| EXERCISE GOAL |
Using the data below, determine the number of lines that include the string "JSON". Write only that number.

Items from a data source
###
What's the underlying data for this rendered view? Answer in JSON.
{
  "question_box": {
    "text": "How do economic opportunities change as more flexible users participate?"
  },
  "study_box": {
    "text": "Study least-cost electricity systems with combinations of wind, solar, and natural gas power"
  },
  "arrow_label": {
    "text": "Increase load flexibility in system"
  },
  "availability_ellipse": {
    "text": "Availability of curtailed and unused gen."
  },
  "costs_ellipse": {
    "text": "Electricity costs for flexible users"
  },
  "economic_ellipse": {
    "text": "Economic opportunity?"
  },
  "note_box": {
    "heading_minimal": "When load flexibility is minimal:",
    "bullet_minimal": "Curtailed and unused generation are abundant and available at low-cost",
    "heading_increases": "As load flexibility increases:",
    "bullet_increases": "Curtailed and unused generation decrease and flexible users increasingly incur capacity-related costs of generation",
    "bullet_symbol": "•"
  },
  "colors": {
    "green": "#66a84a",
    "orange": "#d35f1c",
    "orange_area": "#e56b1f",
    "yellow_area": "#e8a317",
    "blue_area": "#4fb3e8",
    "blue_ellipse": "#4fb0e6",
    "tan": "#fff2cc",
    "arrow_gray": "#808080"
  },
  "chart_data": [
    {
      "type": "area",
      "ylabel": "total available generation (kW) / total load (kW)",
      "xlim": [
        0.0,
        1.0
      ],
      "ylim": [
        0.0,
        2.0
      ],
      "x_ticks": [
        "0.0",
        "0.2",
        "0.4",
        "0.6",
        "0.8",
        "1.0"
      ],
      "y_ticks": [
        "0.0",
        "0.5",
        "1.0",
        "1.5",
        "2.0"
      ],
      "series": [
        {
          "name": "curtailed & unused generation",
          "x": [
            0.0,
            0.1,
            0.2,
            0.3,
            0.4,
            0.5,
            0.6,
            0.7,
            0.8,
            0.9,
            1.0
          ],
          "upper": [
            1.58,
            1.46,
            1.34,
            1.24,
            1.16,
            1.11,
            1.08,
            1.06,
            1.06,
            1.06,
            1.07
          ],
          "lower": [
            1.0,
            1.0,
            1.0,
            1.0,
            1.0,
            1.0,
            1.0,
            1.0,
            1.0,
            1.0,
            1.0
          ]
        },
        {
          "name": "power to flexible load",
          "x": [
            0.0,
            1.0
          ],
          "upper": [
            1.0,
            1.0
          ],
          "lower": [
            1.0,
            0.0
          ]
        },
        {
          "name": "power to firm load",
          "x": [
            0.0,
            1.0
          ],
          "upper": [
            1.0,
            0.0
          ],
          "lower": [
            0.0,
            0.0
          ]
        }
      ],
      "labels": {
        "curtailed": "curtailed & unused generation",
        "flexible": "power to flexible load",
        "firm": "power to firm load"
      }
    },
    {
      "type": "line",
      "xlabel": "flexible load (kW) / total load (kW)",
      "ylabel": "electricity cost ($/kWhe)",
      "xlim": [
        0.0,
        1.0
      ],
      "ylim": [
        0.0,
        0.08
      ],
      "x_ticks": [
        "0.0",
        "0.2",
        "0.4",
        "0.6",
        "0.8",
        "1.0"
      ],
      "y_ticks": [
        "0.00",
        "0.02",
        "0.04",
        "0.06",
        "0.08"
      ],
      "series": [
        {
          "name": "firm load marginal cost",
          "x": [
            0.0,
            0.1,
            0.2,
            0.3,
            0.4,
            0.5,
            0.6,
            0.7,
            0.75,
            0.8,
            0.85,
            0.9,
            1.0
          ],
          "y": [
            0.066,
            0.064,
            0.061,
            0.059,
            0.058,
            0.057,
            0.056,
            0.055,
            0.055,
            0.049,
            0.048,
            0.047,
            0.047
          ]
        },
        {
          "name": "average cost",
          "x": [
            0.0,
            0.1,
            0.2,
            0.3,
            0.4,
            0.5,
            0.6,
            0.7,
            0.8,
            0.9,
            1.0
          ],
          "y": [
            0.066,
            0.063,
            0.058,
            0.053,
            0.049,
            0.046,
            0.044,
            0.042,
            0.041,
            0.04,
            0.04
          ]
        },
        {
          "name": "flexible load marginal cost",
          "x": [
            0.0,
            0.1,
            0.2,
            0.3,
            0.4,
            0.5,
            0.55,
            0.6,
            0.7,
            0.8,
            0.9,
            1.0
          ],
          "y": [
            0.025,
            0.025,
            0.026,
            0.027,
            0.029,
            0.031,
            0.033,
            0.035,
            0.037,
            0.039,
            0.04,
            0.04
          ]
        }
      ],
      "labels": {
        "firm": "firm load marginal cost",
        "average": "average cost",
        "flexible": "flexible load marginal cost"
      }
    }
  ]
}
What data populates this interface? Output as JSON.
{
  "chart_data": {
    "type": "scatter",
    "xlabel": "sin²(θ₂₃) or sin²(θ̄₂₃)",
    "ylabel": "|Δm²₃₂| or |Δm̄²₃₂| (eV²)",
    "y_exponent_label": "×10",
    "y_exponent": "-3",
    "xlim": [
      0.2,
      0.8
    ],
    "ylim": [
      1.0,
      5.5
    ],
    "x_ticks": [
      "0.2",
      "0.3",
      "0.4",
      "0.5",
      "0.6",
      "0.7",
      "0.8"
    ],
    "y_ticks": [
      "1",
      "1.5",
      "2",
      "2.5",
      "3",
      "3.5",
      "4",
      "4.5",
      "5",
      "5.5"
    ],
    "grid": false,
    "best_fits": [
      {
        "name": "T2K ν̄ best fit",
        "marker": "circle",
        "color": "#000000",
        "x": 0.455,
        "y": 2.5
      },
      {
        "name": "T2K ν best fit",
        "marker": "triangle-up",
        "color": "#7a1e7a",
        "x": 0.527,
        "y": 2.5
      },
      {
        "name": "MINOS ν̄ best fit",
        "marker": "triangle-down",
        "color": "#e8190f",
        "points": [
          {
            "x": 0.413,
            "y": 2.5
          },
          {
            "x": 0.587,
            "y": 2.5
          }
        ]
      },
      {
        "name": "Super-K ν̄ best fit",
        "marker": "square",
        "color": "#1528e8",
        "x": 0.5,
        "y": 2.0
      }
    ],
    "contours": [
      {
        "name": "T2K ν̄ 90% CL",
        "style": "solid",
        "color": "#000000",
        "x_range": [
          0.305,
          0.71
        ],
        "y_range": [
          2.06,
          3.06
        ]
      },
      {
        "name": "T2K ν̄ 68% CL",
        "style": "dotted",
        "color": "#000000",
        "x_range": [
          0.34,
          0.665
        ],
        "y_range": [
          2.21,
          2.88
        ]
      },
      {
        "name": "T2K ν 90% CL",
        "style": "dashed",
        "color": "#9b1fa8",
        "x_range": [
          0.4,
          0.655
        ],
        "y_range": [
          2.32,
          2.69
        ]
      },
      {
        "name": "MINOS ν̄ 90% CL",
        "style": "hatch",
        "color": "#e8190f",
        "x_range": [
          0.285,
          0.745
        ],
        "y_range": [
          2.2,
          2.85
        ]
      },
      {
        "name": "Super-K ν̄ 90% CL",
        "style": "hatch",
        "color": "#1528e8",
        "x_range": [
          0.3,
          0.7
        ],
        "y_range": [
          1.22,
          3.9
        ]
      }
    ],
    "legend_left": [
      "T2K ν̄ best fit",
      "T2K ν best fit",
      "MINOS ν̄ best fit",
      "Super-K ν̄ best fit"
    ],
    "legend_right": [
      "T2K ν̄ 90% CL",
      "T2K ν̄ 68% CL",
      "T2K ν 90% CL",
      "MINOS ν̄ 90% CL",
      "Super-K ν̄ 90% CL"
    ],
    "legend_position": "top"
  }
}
###
| WRITTEN RESPONSE |
2